▸ **INSTRUCTIONS FOR THE TASK**:
Leave out the images and repeat the listing below without a single change.

▸ **Dataset entries on figures**:
START
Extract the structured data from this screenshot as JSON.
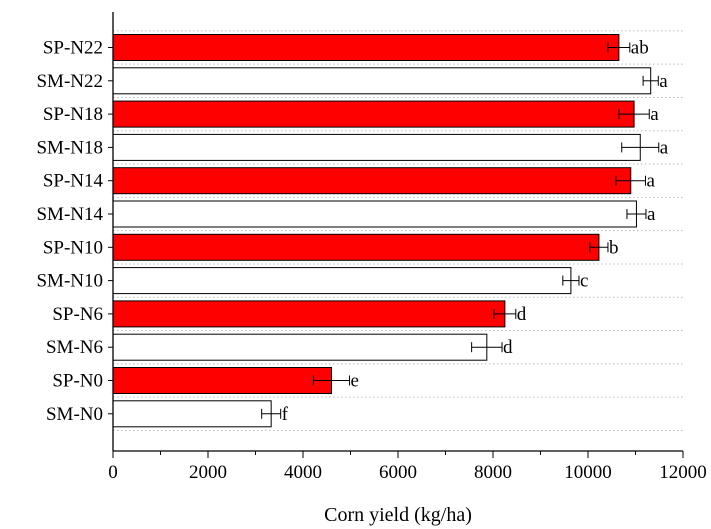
{
  "chart_data": {
    "type": "bar",
    "orientation": "horizontal",
    "title": "",
    "xlabel": "Corn yield (kg/ha)",
    "ylabel": "",
    "xlim": [
      0,
      12000
    ],
    "xticks": [
      0,
      2000,
      4000,
      6000,
      8000,
      10000,
      12000
    ],
    "grid": "horizontal dotted",
    "colors": {
      "SP": "#ff0000",
      "SM": "#ffffff",
      "outline": "#000000",
      "grid": "#bbbbbb"
    },
    "categories": [
      "SP-N22",
      "SM-N22",
      "SP-N18",
      "SM-N18",
      "SP-N14",
      "SM-N14",
      "SP-N10",
      "SM-N10",
      "SP-N6",
      "SM-N6",
      "SP-N0",
      "SM-N0"
    ],
    "values": [
      10650,
      11320,
      10970,
      11100,
      10900,
      11020,
      10230,
      9640,
      8250,
      7870,
      4600,
      3330
    ],
    "errors": [
      230,
      160,
      320,
      390,
      310,
      200,
      190,
      170,
      230,
      320,
      380,
      200
    ],
    "significance": [
      "ab",
      "a",
      "a",
      "a",
      "a",
      "a",
      "b",
      "c",
      "d",
      "d",
      "e",
      "f"
    ]
  }
}
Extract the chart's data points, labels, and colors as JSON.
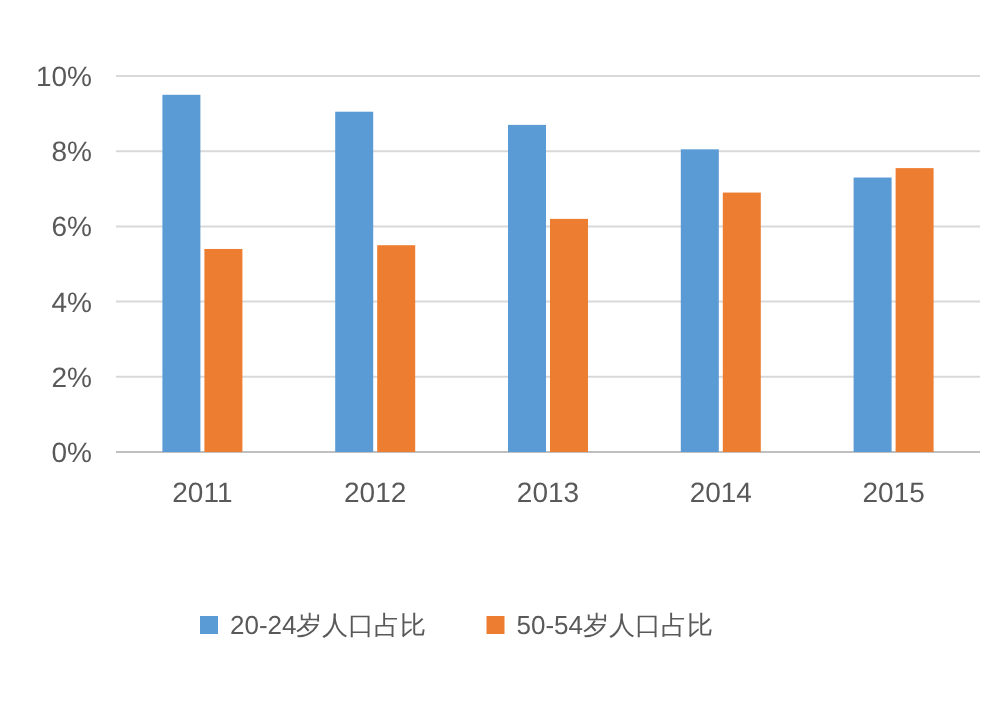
{
  "chart_data": {
    "type": "bar",
    "categories": [
      "2011",
      "2012",
      "2013",
      "2014",
      "2015"
    ],
    "series": [
      {
        "name": "20-24岁人口占比",
        "color": "#5b9bd5",
        "values": [
          9.5,
          9.05,
          8.7,
          8.05,
          7.3
        ]
      },
      {
        "name": "50-54岁人口占比",
        "color": "#ed7d31",
        "values": [
          5.4,
          5.5,
          6.2,
          6.9,
          7.55
        ]
      }
    ],
    "ylim": [
      0,
      10
    ],
    "yticks": [
      {
        "value": 0,
        "label": "0%"
      },
      {
        "value": 2,
        "label": "2%"
      },
      {
        "value": 4,
        "label": "4%"
      },
      {
        "value": 6,
        "label": "6%"
      },
      {
        "value": 8,
        "label": "8%"
      },
      {
        "value": 10,
        "label": "10%"
      }
    ],
    "grid": "y",
    "legend": "bottom"
  }
}
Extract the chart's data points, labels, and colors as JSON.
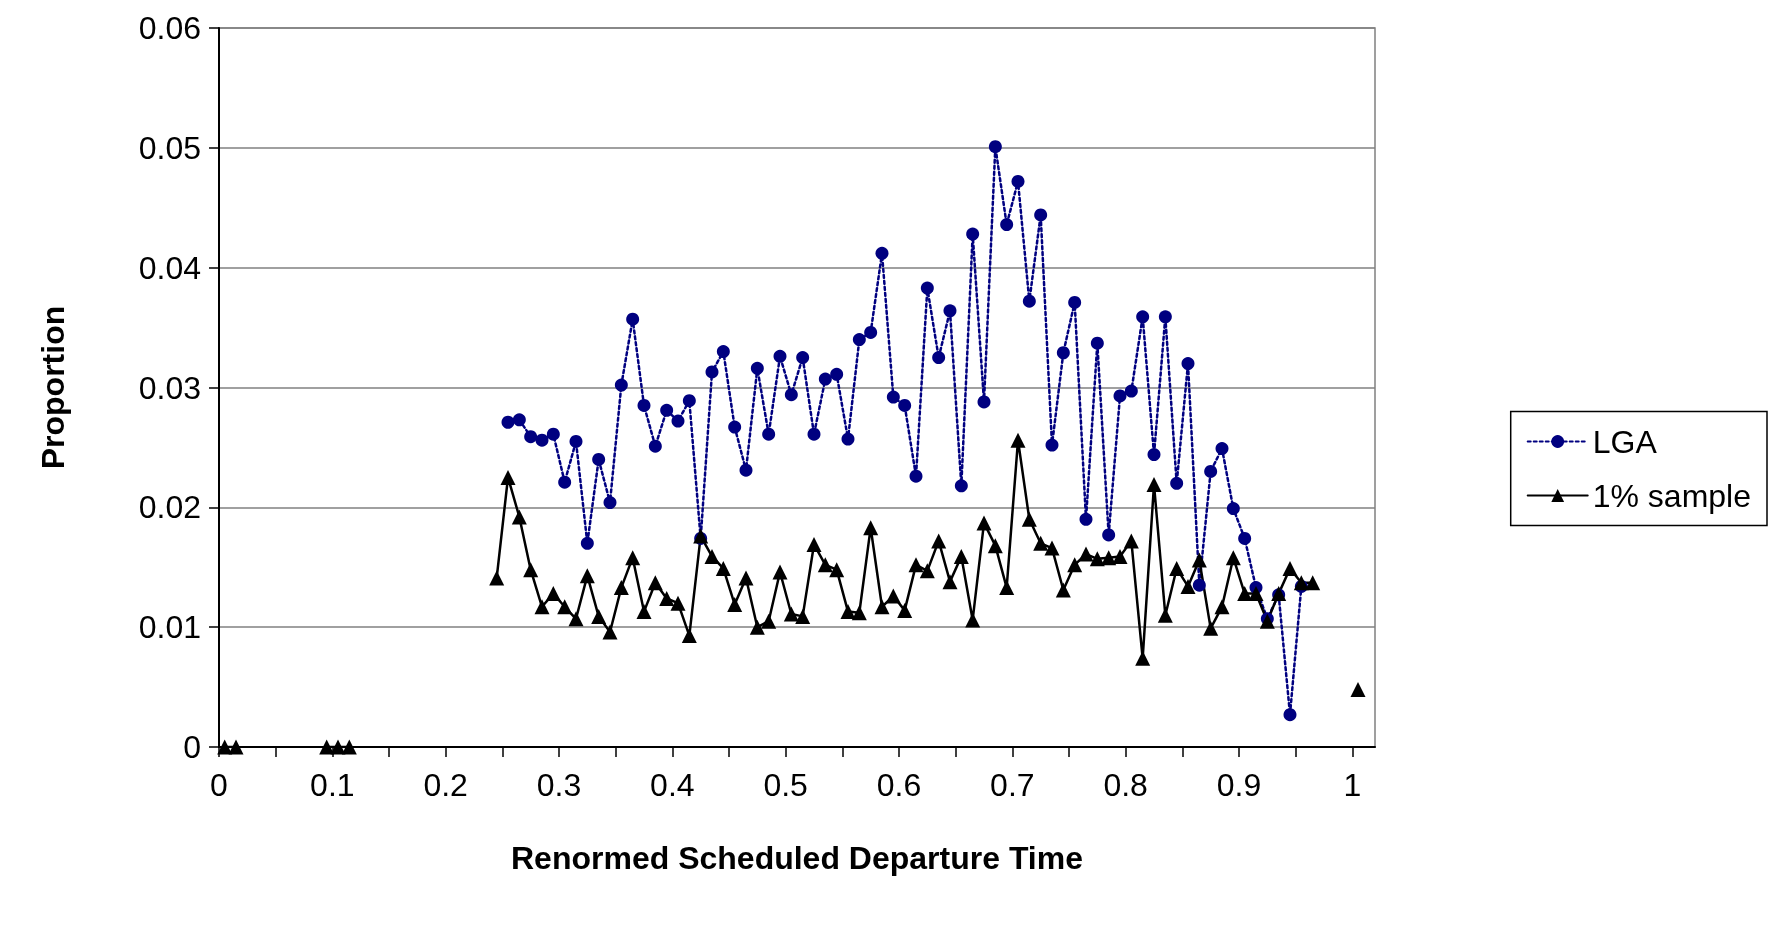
END
▸ **OUTPUT FOR THIS TASK**:
Extract the structured data from this screenshot as JSON.
{
  "chart_data": {
    "type": "bar",
    "orientation": "horizontal",
    "title": "",
    "xlabel": "Corn yield (kg/ha)",
    "ylabel": "",
    "xlim": [
      0,
      12000
    ],
    "xticks": [
      0,
      2000,
      4000,
      6000,
      8000,
      10000,
      12000
    ],
    "grid": "horizontal dotted",
    "colors": {
      "SP": "#ff0000",
      "SM": "#ffffff",
      "outline": "#000000",
      "grid": "#bbbbbb"
    },
    "categories": [
      "SP-N22",
      "SM-N22",
      "SP-N18",
      "SM-N18",
      "SP-N14",
      "SM-N14",
      "SP-N10",
      "SM-N10",
      "SP-N6",
      "SM-N6",
      "SP-N0",
      "SM-N0"
    ],
    "values": [
      10650,
      11320,
      10970,
      11100,
      10900,
      11020,
      10230,
      9640,
      8250,
      7870,
      4600,
      3330
    ],
    "errors": [
      230,
      160,
      320,
      390,
      310,
      200,
      190,
      170,
      230,
      320,
      380,
      200
    ],
    "significance": [
      "ab",
      "a",
      "a",
      "a",
      "a",
      "a",
      "b",
      "c",
      "d",
      "d",
      "e",
      "f"
    ]
  }
}
Extract the chart's data points, labels, and colors as JSON.
{
  "chart_data": {
    "type": "bar",
    "categories": [
      "2011",
      "2012",
      "2013",
      "2014",
      "2015"
    ],
    "series": [
      {
        "name": "20-24岁人口占比",
        "color": "#5b9bd5",
        "values": [
          9.5,
          9.05,
          8.7,
          8.05,
          7.3
        ]
      },
      {
        "name": "50-54岁人口占比",
        "color": "#ed7d31",
        "values": [
          5.4,
          5.5,
          6.2,
          6.9,
          7.55
        ]
      }
    ],
    "ylim": [
      0,
      10
    ],
    "yticks": [
      {
        "value": 0,
        "label": "0%"
      },
      {
        "value": 2,
        "label": "2%"
      },
      {
        "value": 4,
        "label": "4%"
      },
      {
        "value": 6,
        "label": "6%"
      },
      {
        "value": 8,
        "label": "8%"
      },
      {
        "value": 10,
        "label": "10%"
      }
    ],
    "grid": "y",
    "legend": "bottom"
  }
}
Extract the chart's data points, labels, and colors as JSON.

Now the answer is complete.